Instructions for the task:
Can you reproduce the data beneath, keeping every line exact?

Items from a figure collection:
================================

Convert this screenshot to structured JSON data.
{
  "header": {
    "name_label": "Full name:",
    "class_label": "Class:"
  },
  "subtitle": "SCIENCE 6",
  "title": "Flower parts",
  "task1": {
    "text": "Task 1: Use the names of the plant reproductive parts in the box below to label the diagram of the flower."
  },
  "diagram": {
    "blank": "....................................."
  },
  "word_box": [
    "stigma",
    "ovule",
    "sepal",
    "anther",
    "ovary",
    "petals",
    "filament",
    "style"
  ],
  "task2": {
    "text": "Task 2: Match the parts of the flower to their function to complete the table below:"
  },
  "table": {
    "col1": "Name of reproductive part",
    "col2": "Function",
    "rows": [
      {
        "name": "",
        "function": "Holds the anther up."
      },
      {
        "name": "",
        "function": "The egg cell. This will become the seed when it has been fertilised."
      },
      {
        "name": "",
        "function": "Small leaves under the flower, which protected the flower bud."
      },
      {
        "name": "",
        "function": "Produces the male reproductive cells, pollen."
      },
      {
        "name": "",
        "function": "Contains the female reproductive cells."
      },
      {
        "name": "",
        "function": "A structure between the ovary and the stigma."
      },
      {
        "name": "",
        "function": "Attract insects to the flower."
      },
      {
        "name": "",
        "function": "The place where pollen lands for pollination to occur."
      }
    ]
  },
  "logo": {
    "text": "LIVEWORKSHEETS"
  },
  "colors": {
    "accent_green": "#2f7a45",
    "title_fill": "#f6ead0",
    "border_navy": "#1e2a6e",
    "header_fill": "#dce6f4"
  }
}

================================

Your solution:
Convert this screenshot to structured JSON data.
{
  "header": {
    "name_label": "Full name:",
    "class_label": "Class:"
  },
  "subtitle": "SCIENCE 6",
  "title": "Flower parts",
  "task1": {
    "text": "Task 1: Use the names of the plant reproductive parts in the box below to label the diagram of the flower."
  },
  "diagram": {
    "blank": "....................................."
  },
  "word_box": [
    "stigma",
    "ovule",
    "sepal",
    "anther",
    "ovary",
    "petals",
    "filament",
    "style"
  ],
  "task2": {
    "text": "Task 2: Match the parts of the flower to their function to complete the table below:"
  },
  "table": {
    "col1": "Name of reproductive part",
    "col2": "Function",
    "rows": [
      {
        "name": "",
        "function": "Holds the anther up."
      },
      {
        "name": "",
        "function": "The egg cell. This will become the seed when it has been fertilised."
      },
      {
        "name": "",
        "function": "Small leaves under the flower, which protected the flower bud."
      },
      {
        "name": "",
        "function": "Produces the male reproductive cells, pollen."
      },
      {
        "name": "",
        "function": "Contains the female reproductive cells."
      },
      {
        "name": "",
        "function": "A structure between the ovary and the stigma."
      },
      {
        "name": "",
        "function": "Attract insects to the flower."
      },
      {
        "name": "",
        "function": "The place where pollen lands for pollination to occur."
      }
    ]
  },
  "logo": {
    "text": "LIVEWORKSHEETS"
  },
  "colors": {
    "accent_green": "#2f7a45",
    "title_fill": "#f6ead0",
    "border_navy": "#1e2a6e",
    "header_fill": "#dce6f4"
  }
}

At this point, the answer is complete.